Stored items
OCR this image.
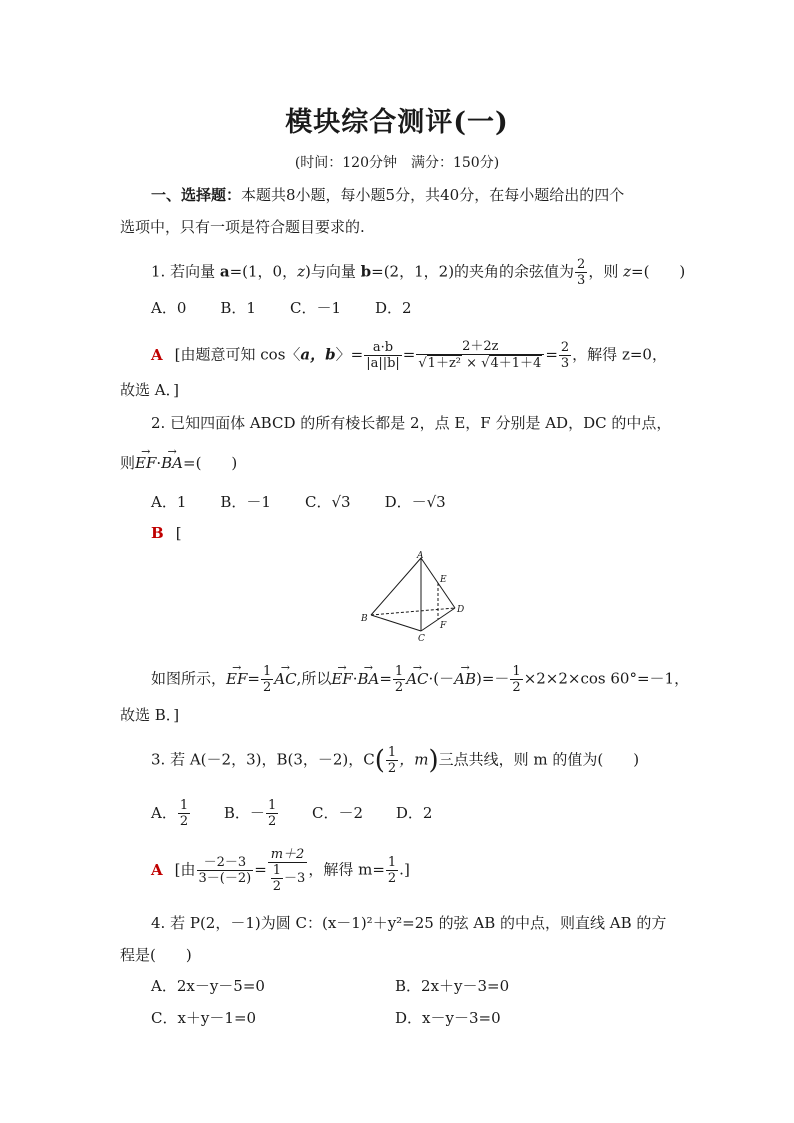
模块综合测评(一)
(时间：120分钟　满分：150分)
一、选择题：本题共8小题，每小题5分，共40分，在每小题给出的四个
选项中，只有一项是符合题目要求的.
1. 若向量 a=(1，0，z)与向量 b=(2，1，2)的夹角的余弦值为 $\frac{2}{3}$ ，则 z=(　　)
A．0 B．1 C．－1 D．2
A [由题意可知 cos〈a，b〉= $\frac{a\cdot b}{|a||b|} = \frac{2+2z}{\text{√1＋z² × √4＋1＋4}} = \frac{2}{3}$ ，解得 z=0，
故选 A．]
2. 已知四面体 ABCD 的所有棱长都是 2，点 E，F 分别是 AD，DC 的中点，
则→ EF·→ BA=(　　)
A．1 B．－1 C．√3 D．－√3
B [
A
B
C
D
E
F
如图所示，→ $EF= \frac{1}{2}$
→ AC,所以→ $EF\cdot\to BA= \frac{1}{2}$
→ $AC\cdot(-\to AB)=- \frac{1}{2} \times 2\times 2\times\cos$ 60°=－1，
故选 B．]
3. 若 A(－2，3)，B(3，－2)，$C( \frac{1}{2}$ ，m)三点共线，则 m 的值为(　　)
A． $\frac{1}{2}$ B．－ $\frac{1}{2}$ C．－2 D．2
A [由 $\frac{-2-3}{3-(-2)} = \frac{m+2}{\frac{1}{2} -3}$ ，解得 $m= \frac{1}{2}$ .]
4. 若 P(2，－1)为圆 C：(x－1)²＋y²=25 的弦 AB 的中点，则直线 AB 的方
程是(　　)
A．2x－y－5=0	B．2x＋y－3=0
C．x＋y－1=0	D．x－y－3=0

--

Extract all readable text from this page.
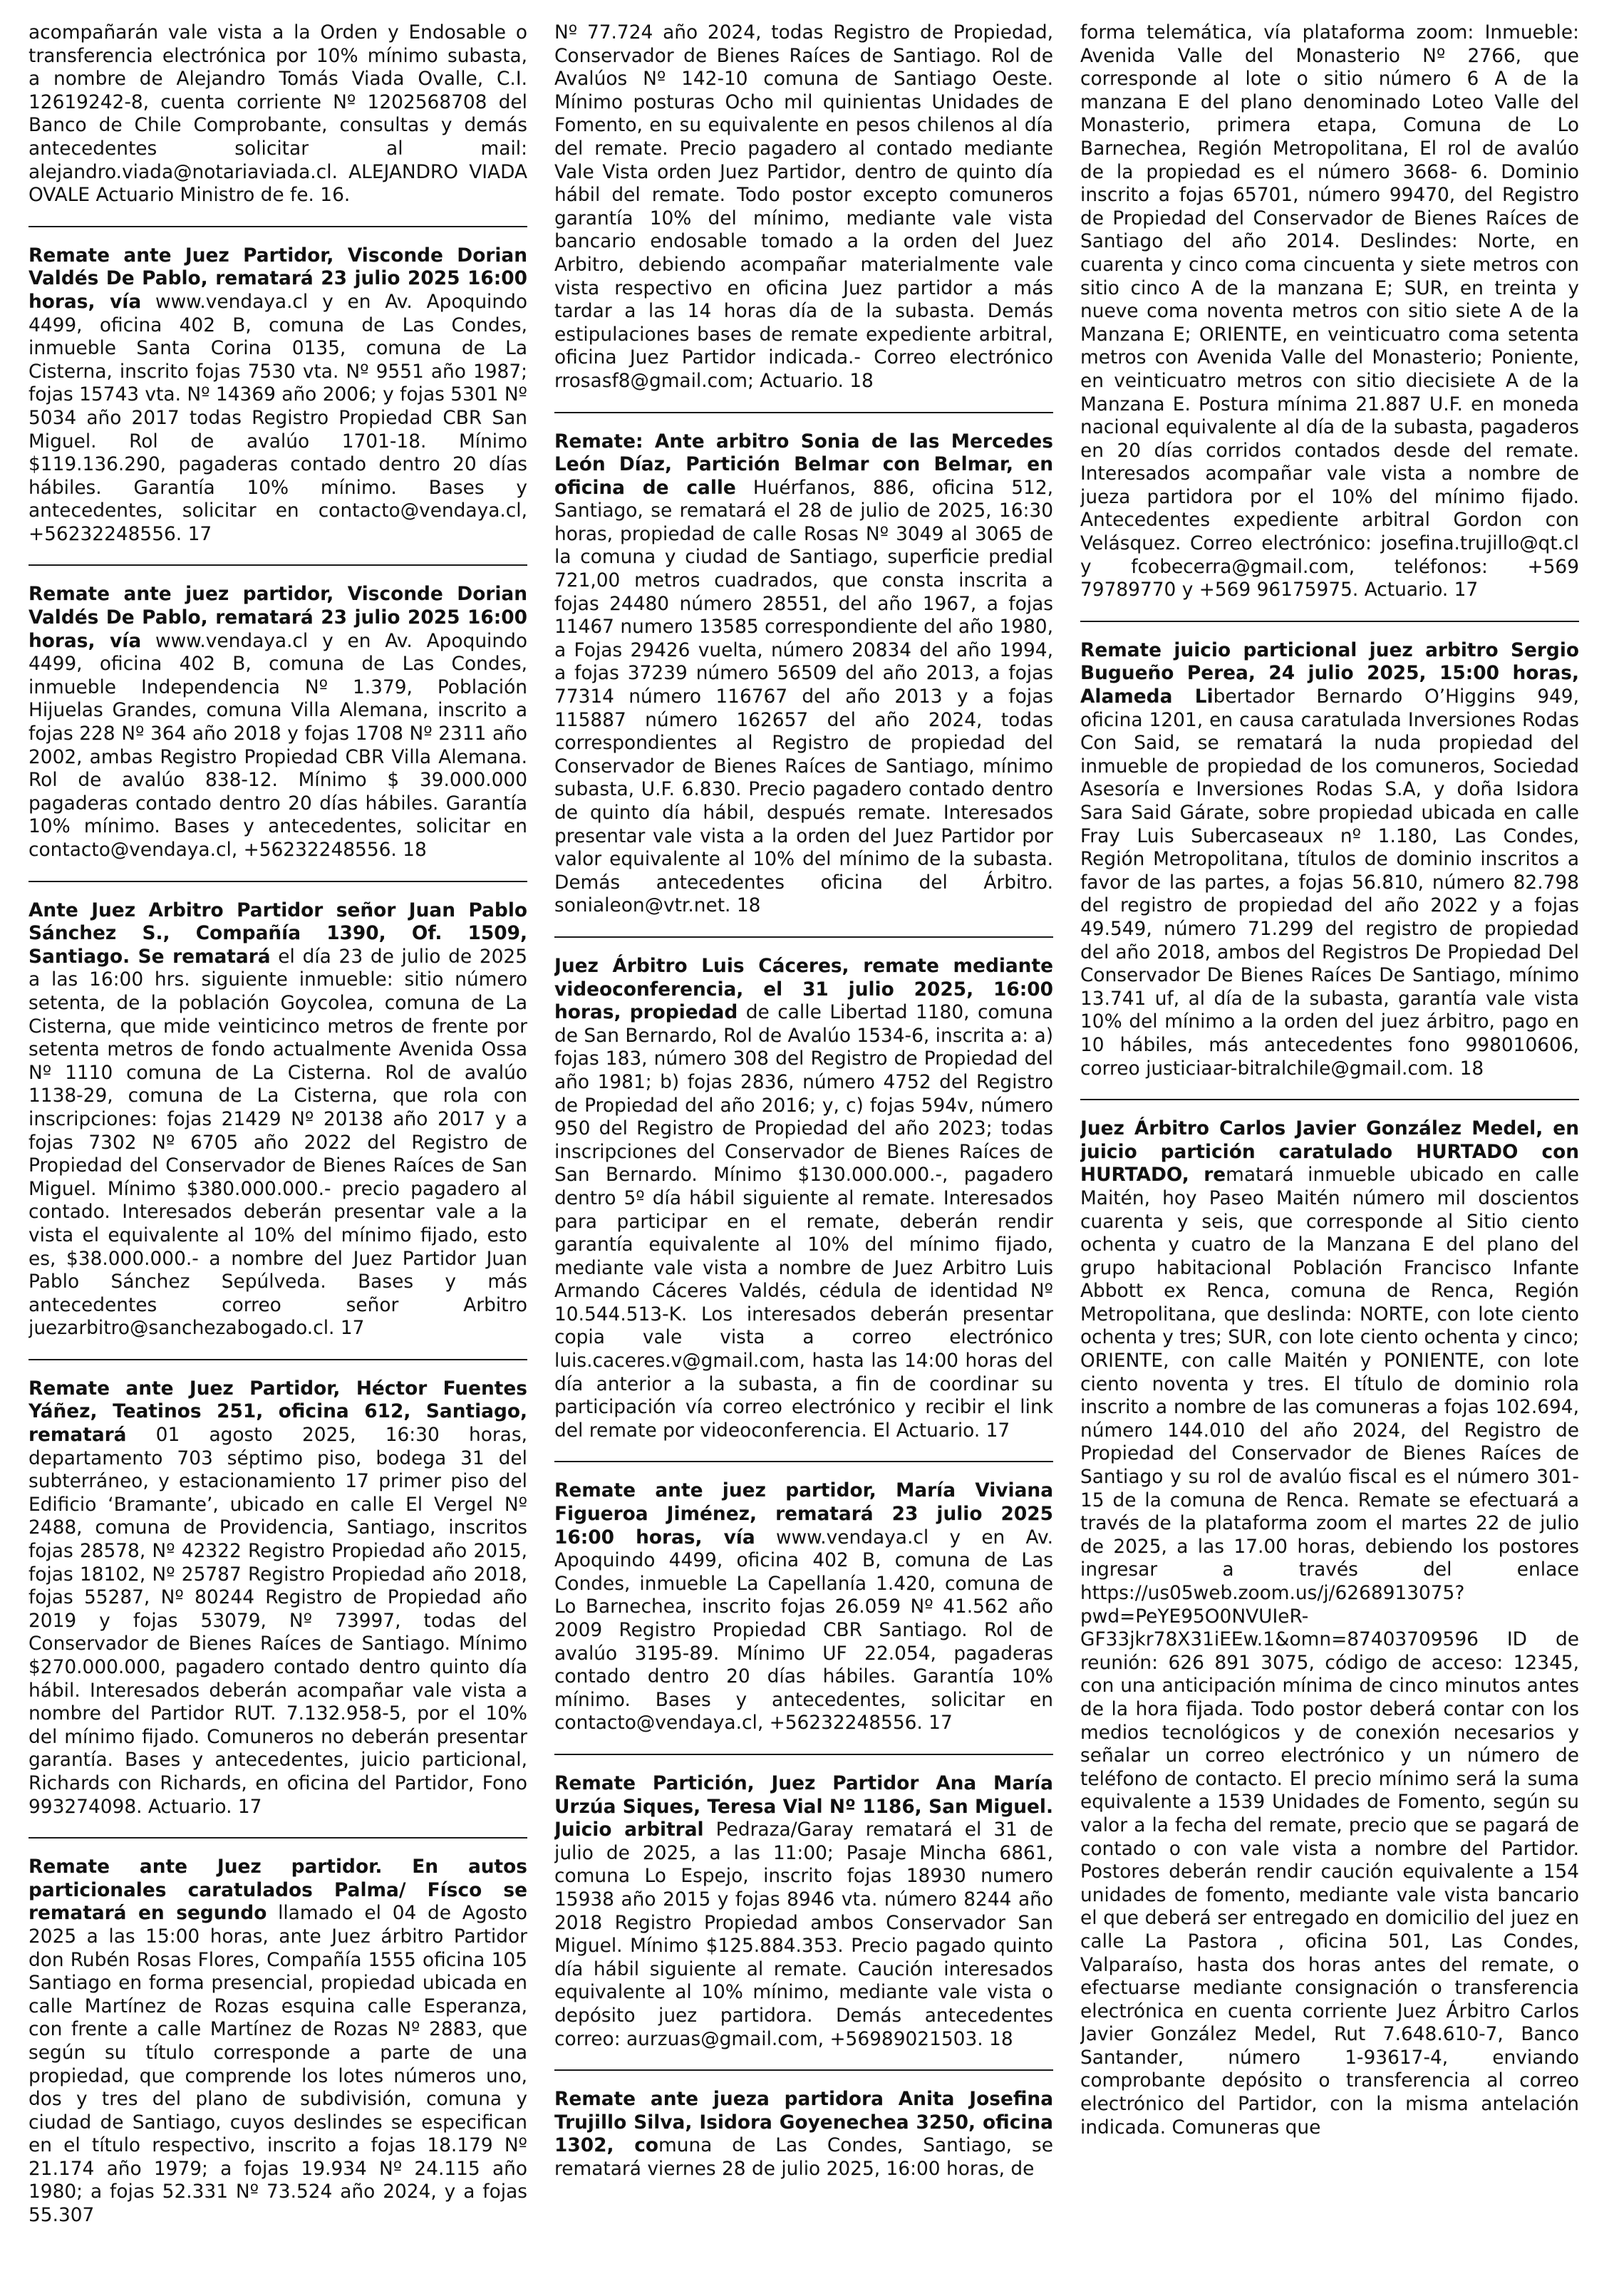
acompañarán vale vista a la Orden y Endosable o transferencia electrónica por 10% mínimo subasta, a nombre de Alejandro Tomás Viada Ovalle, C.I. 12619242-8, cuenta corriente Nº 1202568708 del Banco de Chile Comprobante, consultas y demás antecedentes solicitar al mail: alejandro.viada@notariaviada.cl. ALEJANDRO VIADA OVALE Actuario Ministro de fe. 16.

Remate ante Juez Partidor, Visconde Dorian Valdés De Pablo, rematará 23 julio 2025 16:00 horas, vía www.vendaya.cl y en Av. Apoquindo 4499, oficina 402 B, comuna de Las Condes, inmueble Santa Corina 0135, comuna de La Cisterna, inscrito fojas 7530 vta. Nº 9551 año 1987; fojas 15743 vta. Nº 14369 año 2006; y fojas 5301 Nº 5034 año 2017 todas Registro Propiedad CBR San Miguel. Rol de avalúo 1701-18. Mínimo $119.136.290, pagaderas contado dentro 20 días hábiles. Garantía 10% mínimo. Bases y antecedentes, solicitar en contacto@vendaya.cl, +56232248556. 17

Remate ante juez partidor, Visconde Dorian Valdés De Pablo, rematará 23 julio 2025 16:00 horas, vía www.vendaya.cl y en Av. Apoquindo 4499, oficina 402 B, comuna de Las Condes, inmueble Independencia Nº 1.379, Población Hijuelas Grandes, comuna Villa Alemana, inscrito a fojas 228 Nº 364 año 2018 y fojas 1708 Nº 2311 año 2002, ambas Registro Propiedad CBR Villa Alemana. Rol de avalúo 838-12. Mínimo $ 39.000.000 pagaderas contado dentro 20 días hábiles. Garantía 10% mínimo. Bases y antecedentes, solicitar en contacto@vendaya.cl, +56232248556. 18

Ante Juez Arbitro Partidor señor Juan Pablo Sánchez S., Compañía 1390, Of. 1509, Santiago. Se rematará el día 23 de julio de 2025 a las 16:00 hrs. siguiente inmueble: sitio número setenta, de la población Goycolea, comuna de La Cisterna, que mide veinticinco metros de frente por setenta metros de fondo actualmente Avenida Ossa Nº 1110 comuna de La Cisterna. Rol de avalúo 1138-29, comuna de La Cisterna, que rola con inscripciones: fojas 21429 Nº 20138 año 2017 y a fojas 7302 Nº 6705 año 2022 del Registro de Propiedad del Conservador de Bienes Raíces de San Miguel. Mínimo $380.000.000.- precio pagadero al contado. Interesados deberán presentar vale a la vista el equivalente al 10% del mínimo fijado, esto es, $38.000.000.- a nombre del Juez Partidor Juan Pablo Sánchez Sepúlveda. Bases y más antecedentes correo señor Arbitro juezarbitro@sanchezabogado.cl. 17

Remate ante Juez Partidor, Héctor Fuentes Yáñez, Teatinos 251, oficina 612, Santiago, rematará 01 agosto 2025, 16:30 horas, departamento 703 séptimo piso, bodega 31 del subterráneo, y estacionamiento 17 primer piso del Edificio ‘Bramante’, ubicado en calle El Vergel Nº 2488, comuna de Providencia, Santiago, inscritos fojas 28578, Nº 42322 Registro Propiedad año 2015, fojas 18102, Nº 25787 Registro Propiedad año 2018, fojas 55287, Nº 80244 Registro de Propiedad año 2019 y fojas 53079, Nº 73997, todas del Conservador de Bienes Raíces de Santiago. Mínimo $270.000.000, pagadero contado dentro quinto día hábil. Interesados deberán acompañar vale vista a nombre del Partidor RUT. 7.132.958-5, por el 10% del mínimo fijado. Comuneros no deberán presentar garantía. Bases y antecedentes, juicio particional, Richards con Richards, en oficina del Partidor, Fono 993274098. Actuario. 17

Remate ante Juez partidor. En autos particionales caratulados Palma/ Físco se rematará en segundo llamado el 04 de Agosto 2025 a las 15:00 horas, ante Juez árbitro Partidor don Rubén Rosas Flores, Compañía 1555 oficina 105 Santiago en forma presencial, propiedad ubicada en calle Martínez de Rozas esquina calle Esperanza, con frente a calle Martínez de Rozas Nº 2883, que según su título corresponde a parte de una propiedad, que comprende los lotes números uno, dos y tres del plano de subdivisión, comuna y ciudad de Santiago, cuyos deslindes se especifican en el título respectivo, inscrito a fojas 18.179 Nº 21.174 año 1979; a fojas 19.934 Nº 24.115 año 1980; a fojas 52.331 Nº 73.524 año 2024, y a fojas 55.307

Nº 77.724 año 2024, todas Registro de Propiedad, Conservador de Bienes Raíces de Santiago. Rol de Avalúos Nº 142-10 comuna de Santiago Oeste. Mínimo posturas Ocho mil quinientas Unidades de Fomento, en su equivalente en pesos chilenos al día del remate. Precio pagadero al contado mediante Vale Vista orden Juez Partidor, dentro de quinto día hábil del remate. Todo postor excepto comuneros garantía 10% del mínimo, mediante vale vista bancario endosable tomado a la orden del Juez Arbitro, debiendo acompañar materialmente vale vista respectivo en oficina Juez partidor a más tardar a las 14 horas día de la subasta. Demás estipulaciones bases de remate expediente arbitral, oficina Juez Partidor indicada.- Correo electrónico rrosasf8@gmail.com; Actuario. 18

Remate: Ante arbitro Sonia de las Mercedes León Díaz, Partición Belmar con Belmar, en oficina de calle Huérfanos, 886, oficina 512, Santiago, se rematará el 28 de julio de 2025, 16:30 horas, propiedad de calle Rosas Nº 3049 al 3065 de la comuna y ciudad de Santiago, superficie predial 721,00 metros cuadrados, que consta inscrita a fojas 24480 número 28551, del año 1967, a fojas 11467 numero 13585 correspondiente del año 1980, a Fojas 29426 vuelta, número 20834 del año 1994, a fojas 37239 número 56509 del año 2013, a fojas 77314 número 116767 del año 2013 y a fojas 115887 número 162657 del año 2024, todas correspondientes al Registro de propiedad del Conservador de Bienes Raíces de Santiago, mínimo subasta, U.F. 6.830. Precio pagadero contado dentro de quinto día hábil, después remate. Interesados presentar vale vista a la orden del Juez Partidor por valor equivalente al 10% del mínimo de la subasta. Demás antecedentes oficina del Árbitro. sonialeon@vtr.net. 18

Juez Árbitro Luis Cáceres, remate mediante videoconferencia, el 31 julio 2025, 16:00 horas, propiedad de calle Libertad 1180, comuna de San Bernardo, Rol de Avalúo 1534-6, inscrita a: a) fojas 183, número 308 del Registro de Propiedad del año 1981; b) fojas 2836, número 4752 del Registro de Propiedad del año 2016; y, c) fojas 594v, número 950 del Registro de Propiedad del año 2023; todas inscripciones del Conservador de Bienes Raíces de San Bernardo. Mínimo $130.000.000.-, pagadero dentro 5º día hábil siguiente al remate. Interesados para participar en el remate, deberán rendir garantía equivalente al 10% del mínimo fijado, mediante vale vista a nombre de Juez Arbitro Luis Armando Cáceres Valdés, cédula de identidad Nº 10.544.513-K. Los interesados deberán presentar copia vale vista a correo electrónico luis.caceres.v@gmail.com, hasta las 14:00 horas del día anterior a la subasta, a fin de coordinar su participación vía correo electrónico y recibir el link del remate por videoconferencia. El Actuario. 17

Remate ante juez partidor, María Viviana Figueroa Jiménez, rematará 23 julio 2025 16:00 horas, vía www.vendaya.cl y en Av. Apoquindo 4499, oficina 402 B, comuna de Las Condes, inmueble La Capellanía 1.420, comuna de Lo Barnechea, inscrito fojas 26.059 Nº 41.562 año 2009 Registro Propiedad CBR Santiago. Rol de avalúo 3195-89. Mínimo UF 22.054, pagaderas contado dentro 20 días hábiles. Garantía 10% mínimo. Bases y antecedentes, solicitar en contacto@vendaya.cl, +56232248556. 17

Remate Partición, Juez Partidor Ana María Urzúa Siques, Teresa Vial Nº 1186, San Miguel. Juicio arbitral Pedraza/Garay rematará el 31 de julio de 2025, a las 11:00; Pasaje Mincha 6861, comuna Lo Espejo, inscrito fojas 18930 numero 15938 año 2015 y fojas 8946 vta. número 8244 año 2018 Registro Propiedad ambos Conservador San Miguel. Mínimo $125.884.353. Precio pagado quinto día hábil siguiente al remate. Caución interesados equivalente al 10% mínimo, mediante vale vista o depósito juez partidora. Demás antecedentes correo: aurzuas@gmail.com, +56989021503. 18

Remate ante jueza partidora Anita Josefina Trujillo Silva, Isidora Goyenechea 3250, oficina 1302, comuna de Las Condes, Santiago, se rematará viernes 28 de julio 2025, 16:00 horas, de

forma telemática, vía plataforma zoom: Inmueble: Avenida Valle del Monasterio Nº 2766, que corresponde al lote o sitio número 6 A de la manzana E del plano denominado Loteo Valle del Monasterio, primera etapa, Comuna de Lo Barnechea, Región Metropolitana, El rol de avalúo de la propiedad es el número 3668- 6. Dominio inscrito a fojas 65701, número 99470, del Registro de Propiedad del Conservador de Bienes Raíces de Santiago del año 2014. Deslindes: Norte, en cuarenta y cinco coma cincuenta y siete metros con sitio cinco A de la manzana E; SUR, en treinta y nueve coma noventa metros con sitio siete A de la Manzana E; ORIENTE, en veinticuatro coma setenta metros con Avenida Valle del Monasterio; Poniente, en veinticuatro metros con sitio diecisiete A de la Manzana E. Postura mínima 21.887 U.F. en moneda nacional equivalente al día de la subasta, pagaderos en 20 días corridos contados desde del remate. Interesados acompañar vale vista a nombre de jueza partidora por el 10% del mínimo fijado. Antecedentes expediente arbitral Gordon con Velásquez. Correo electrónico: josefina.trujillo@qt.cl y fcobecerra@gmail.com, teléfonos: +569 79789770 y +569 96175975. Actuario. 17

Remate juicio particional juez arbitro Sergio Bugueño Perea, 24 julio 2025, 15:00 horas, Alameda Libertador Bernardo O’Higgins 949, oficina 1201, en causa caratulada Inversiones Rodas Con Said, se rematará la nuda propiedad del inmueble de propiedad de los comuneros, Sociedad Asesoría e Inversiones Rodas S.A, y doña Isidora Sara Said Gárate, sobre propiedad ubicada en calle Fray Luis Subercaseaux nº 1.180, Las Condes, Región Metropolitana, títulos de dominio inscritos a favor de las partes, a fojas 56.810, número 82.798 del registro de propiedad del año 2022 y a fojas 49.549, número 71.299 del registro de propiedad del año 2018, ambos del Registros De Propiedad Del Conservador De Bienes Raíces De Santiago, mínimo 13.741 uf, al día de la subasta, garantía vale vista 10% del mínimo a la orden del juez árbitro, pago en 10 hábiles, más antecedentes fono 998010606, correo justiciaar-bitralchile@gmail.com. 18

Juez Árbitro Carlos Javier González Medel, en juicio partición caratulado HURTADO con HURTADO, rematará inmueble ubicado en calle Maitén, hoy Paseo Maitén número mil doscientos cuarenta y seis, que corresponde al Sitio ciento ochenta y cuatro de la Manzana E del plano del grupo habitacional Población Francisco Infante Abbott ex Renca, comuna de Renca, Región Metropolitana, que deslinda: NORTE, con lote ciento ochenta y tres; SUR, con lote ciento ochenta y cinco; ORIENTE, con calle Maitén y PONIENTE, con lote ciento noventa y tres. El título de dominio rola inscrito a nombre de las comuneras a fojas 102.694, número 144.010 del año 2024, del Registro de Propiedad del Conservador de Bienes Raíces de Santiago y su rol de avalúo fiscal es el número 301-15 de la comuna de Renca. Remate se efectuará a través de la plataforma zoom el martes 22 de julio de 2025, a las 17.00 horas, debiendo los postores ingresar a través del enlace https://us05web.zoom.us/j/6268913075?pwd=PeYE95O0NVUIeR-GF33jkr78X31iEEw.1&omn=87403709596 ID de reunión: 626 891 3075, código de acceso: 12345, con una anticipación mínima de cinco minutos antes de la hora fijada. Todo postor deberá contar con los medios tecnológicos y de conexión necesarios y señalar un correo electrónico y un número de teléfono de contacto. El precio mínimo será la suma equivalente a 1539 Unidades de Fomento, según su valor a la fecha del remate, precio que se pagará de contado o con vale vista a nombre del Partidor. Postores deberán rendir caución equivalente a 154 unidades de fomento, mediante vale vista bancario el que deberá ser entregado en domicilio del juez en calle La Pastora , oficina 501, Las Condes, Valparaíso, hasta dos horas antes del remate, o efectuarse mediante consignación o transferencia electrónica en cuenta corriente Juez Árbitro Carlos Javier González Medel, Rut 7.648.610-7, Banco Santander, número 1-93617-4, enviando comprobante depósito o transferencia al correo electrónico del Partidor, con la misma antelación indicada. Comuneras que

Task objective:
Spot every line that holds "frac" and copy it.

Written response:
1. 若向量 a=(1，0，z)与向量 b=(2，1，2)的夹角的余弦值为 $\frac{2}{3}$ ，则 z=(　　)
A [由题意可知 cos〈a，b〉= $\frac{a\cdot b}{|a||b|} = \frac{2+2z}{\text{√1＋z² × √4＋1＋4}} = \frac{2}{3}$ ，解得 z=0，
如图所示，→ $EF= \frac{1}{2}$
→ AC,所以→ $EF\cdot\to BA= \frac{1}{2}$
→ $AC\cdot(-\to AB)=- \frac{1}{2} \times 2\times 2\times\cos$ 60°=－1，
3. 若 A(－2，3)，B(3，－2)，$C( \frac{1}{2}$ ，m)三点共线，则 m 的值为(　　)
A． $\frac{1}{2}$ B．－ $\frac{1}{2}$ C．－2 D．2
A [由 $\frac{-2-3}{3-(-2)} = \frac{m+2}{\frac{1}{2} -3}$ ，解得 $m= \frac{1}{2}$ .]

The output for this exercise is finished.